THE EXERCISE: Give only a count of the lines that include the string "LUXQUE".

INPUT:

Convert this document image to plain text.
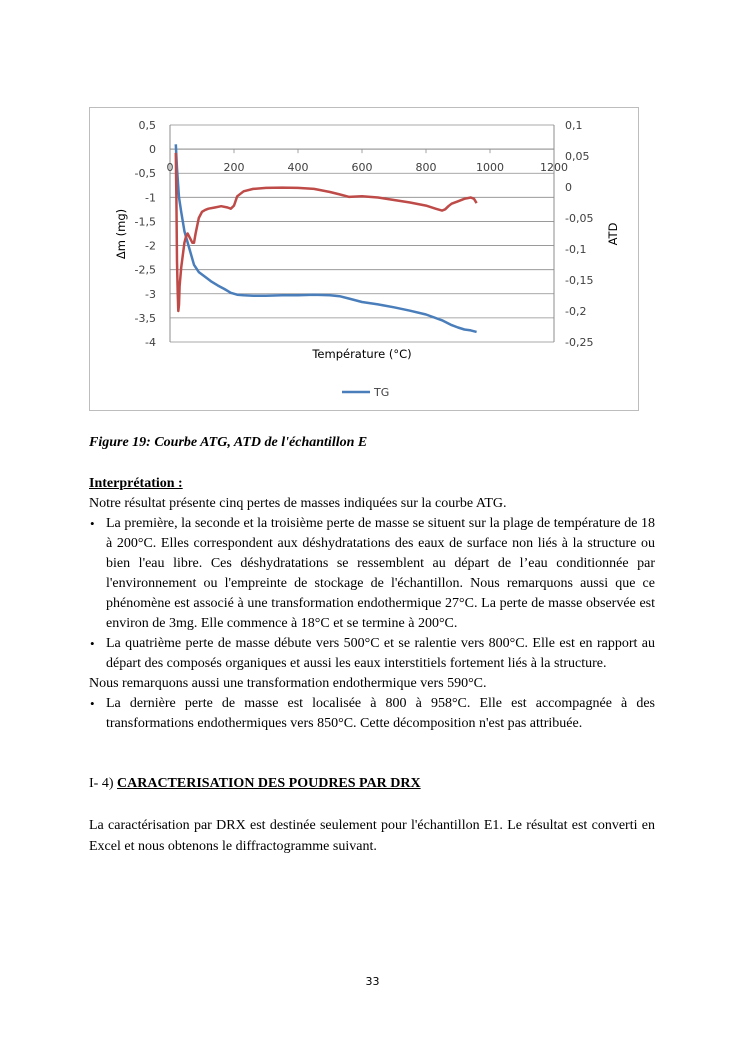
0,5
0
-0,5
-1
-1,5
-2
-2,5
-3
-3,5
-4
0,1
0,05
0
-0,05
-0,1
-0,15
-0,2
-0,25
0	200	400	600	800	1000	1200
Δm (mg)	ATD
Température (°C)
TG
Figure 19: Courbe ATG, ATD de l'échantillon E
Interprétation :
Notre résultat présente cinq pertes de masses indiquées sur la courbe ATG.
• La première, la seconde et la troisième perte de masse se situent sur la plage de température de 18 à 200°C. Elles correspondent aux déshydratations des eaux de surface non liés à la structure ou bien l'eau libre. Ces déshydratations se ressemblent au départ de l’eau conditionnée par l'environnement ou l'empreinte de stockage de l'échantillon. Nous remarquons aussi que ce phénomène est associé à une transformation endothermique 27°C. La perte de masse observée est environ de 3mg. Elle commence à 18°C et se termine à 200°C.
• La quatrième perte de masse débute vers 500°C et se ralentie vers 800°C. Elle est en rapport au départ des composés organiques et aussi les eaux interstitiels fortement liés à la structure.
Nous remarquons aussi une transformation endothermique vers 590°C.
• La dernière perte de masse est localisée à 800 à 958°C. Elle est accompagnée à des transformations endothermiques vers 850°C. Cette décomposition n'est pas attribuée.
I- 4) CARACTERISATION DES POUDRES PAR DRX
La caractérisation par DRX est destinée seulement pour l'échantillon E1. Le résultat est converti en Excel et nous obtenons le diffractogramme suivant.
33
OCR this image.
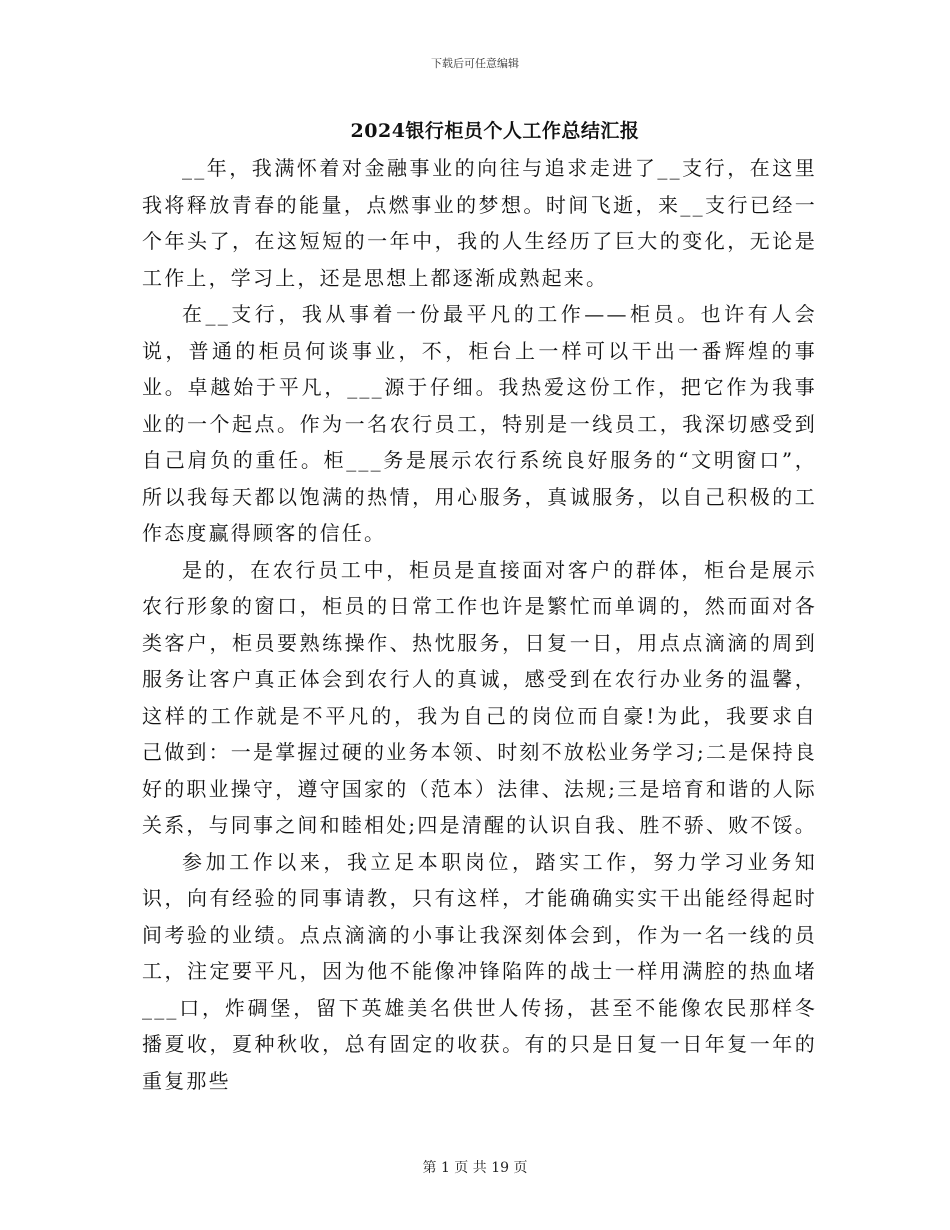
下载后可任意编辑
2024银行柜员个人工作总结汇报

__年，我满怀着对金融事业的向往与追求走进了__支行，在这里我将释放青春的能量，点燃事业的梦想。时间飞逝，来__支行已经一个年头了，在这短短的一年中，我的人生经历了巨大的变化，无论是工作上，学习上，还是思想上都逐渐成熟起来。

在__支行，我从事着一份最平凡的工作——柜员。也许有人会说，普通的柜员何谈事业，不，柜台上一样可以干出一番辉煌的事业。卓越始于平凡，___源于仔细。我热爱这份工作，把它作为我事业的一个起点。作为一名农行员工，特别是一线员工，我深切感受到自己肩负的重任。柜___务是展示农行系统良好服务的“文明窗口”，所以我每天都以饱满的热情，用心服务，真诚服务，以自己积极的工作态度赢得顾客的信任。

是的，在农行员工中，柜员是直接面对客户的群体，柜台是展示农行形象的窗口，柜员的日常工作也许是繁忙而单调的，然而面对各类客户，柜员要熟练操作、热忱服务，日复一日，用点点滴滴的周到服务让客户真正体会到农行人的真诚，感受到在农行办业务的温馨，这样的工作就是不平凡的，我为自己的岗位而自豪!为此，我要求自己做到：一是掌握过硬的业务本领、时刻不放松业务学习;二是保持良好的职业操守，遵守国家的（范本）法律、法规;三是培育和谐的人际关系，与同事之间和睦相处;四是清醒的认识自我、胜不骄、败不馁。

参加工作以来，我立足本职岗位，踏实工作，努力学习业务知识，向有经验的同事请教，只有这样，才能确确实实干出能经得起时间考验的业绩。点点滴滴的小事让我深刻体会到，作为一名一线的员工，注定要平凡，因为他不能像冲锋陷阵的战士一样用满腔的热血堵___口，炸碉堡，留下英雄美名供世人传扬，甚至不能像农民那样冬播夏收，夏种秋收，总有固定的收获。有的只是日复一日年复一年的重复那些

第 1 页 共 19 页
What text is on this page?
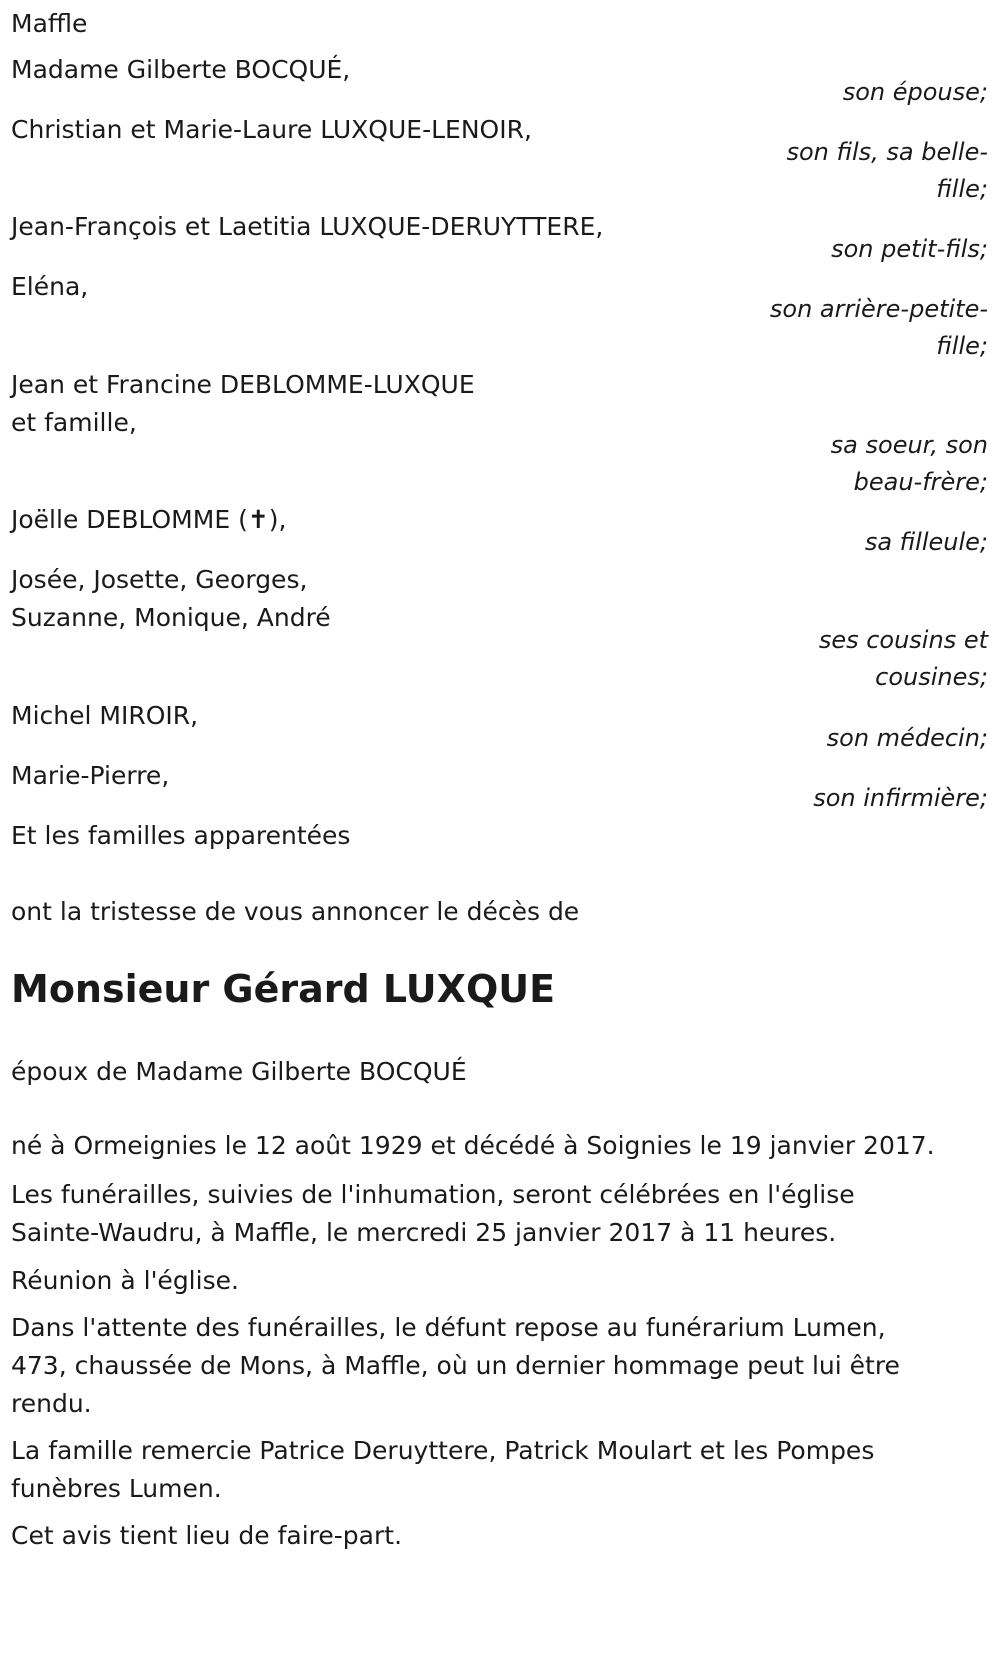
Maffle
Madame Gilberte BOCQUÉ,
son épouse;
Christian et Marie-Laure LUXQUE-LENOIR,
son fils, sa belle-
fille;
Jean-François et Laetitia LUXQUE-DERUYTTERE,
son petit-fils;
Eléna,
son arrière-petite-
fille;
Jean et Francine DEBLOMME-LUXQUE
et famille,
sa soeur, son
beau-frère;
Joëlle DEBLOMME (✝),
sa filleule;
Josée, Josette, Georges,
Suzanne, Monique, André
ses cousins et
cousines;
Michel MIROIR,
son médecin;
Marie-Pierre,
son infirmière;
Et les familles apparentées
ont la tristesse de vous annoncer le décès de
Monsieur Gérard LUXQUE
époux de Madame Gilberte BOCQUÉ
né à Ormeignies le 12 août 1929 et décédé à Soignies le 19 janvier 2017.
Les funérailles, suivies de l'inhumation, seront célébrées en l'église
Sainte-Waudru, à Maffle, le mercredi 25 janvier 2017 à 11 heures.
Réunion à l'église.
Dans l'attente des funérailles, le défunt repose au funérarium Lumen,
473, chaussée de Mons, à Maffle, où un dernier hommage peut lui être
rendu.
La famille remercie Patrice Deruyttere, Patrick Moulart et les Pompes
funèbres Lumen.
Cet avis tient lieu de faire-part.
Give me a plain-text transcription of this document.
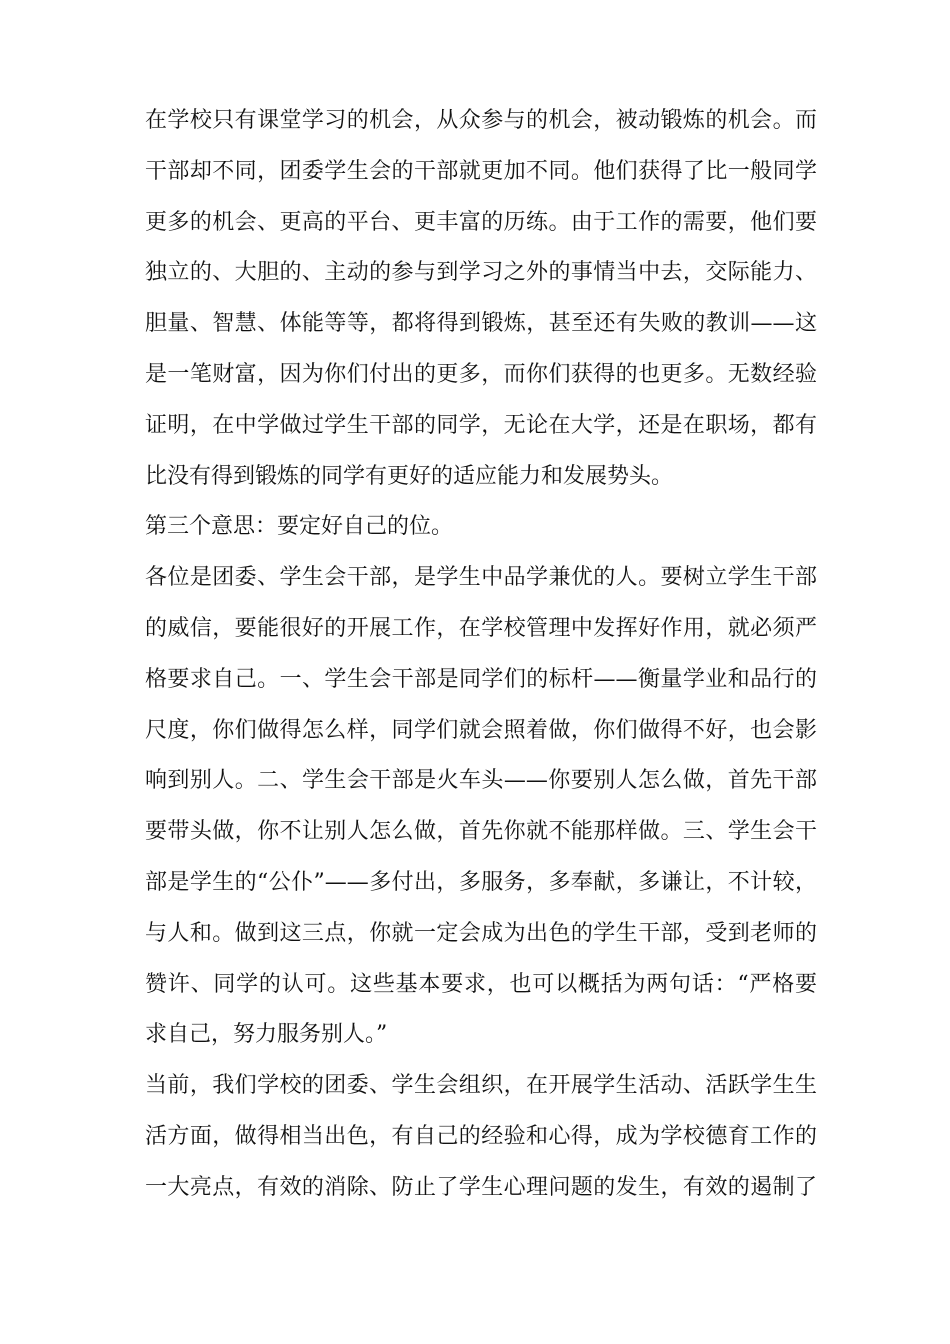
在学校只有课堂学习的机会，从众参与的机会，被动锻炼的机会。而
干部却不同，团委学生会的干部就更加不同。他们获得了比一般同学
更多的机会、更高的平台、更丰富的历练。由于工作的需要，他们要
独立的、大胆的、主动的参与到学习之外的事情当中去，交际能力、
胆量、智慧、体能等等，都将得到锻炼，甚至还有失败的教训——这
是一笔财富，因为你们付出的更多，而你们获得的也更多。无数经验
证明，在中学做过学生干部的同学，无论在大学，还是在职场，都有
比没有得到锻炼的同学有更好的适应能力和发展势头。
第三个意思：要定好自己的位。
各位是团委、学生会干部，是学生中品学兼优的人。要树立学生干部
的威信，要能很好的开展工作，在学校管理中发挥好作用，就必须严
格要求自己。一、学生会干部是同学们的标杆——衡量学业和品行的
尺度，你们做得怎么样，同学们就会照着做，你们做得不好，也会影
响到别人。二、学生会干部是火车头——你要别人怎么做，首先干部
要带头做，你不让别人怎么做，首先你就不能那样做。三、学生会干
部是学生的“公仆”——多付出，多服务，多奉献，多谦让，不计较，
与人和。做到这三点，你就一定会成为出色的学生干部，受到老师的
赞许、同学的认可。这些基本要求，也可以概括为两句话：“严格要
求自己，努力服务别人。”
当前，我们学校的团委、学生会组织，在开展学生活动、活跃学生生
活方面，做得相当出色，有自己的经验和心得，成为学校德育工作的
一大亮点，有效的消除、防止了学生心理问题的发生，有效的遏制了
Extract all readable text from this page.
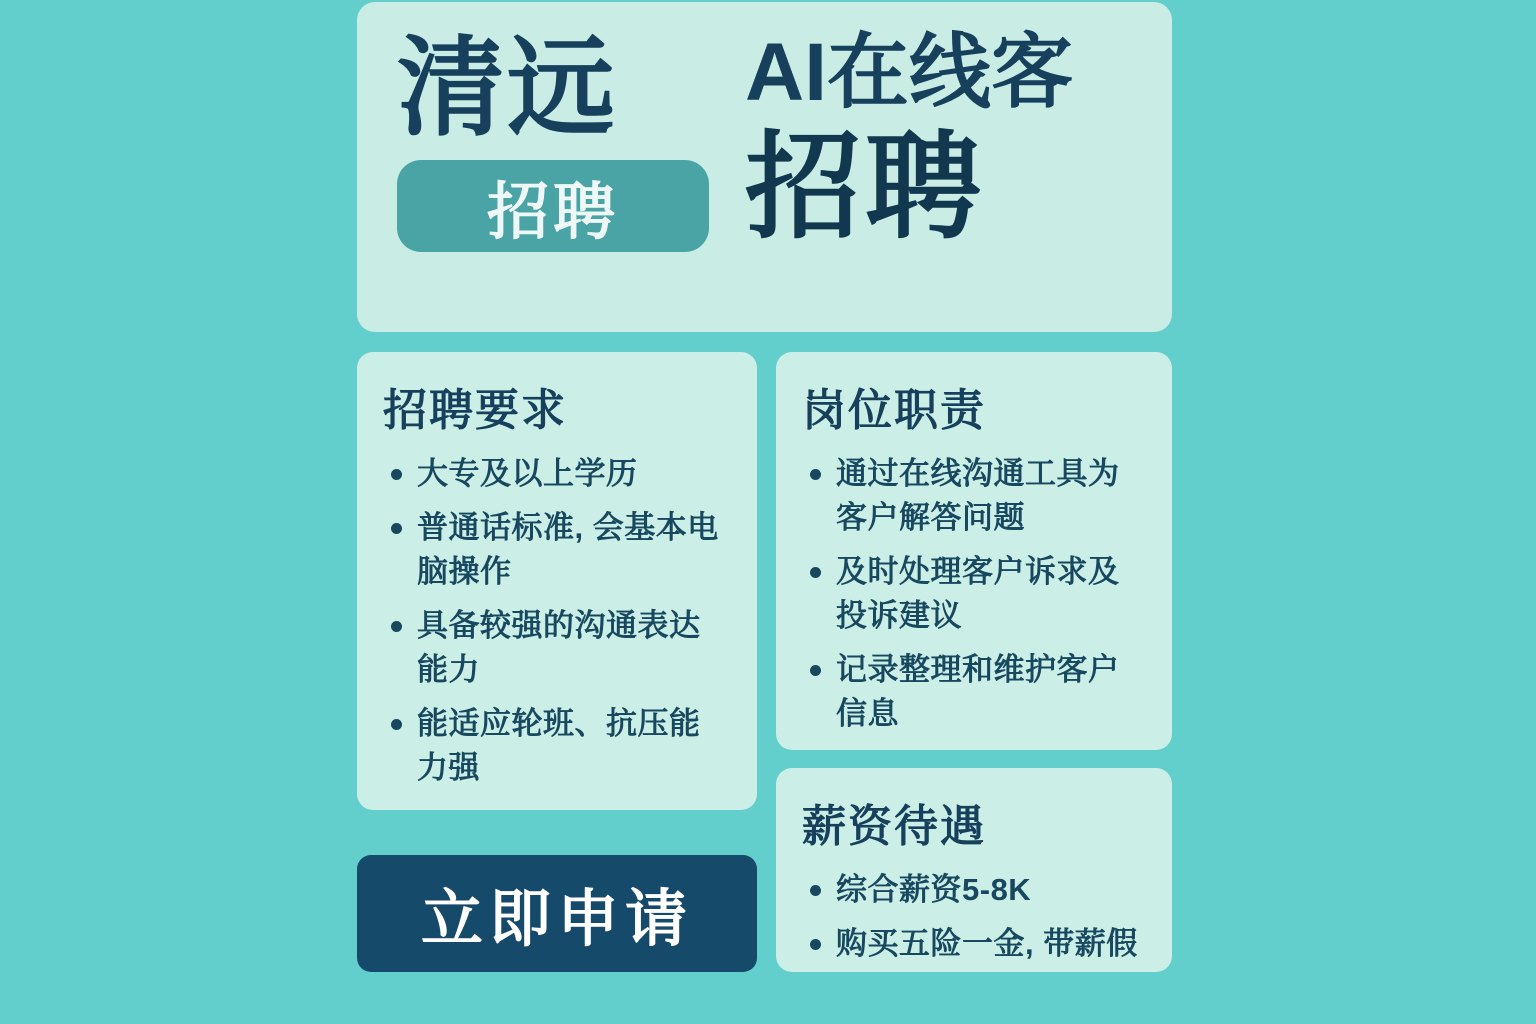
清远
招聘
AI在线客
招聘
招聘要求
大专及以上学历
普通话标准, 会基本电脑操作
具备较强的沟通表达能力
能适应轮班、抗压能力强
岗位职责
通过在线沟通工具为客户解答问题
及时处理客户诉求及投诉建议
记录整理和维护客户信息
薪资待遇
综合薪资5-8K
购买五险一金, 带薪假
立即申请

EXPECTED ANSWER: 4